Given instruction → Can you return, unchanged, the lines from the one that contains "Decode this image" to the last line, with the pictures left out?

Dataset items:
============================================================

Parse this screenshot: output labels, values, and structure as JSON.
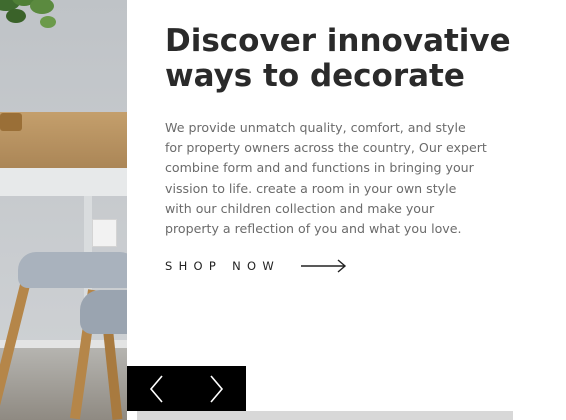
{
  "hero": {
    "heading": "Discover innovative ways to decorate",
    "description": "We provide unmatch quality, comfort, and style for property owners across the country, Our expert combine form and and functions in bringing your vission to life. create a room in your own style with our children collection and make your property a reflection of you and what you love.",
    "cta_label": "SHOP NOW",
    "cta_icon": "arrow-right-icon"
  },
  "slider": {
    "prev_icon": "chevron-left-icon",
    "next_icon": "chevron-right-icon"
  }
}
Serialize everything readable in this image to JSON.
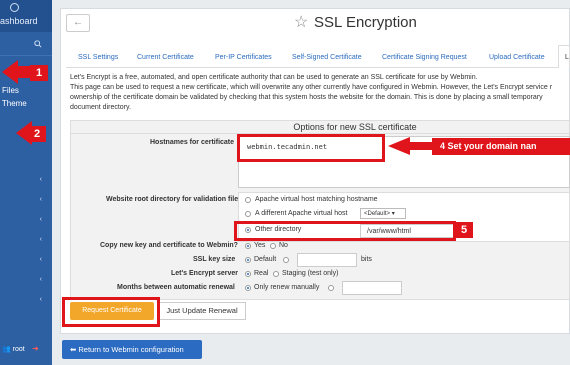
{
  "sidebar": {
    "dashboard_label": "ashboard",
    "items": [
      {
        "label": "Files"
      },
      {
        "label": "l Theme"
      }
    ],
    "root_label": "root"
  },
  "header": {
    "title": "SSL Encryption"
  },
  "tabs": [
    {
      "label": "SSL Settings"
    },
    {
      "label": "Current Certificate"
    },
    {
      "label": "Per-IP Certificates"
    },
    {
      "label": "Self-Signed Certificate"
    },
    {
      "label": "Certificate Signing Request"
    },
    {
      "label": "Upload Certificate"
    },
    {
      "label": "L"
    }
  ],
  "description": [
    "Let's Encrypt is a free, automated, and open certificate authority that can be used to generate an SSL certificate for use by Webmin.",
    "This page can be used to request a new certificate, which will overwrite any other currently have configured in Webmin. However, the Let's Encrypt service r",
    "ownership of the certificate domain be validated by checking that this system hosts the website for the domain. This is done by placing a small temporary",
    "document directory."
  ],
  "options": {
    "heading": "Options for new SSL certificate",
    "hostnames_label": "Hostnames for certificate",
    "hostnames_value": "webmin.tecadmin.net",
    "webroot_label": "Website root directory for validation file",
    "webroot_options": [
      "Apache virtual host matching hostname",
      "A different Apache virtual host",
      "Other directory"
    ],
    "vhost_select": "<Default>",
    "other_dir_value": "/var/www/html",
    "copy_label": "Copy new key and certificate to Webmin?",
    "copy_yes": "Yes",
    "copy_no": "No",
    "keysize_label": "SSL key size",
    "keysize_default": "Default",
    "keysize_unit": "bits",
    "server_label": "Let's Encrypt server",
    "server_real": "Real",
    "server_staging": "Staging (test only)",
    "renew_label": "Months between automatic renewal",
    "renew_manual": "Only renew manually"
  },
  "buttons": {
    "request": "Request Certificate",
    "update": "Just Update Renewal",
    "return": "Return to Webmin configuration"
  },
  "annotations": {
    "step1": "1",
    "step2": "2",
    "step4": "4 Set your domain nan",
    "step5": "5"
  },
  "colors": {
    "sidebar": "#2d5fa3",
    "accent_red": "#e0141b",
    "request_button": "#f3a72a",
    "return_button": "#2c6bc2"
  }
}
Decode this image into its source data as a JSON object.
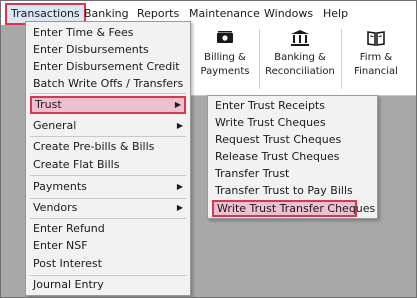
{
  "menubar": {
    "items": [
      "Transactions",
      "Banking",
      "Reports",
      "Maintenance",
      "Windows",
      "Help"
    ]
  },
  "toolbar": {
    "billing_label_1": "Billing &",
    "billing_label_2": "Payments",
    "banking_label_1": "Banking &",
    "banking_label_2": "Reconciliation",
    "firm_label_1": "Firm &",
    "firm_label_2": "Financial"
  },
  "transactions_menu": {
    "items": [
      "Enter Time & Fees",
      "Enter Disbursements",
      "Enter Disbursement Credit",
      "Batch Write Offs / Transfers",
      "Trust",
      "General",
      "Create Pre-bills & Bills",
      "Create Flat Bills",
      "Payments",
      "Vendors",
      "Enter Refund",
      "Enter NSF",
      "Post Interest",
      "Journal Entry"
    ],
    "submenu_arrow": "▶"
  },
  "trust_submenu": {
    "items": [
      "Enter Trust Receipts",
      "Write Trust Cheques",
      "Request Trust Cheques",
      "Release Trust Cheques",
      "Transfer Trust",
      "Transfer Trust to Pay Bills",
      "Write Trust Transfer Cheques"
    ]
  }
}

============================================================

Response to the task →
Decode this image into its source data as a JSON object.
{
  "menubar": {
    "items": [
      "Transactions",
      "Banking",
      "Reports",
      "Maintenance",
      "Windows",
      "Help"
    ]
  },
  "toolbar": {
    "billing_label_1": "Billing &",
    "billing_label_2": "Payments",
    "banking_label_1": "Banking &",
    "banking_label_2": "Reconciliation",
    "firm_label_1": "Firm &",
    "firm_label_2": "Financial"
  },
  "transactions_menu": {
    "items": [
      "Enter Time & Fees",
      "Enter Disbursements",
      "Enter Disbursement Credit",
      "Batch Write Offs / Transfers",
      "Trust",
      "General",
      "Create Pre-bills & Bills",
      "Create Flat Bills",
      "Payments",
      "Vendors",
      "Enter Refund",
      "Enter NSF",
      "Post Interest",
      "Journal Entry"
    ],
    "submenu_arrow": "▶"
  },
  "trust_submenu": {
    "items": [
      "Enter Trust Receipts",
      "Write Trust Cheques",
      "Request Trust Cheques",
      "Release Trust Cheques",
      "Transfer Trust",
      "Transfer Trust to Pay Bills",
      "Write Trust Transfer Cheques"
    ]
  }
}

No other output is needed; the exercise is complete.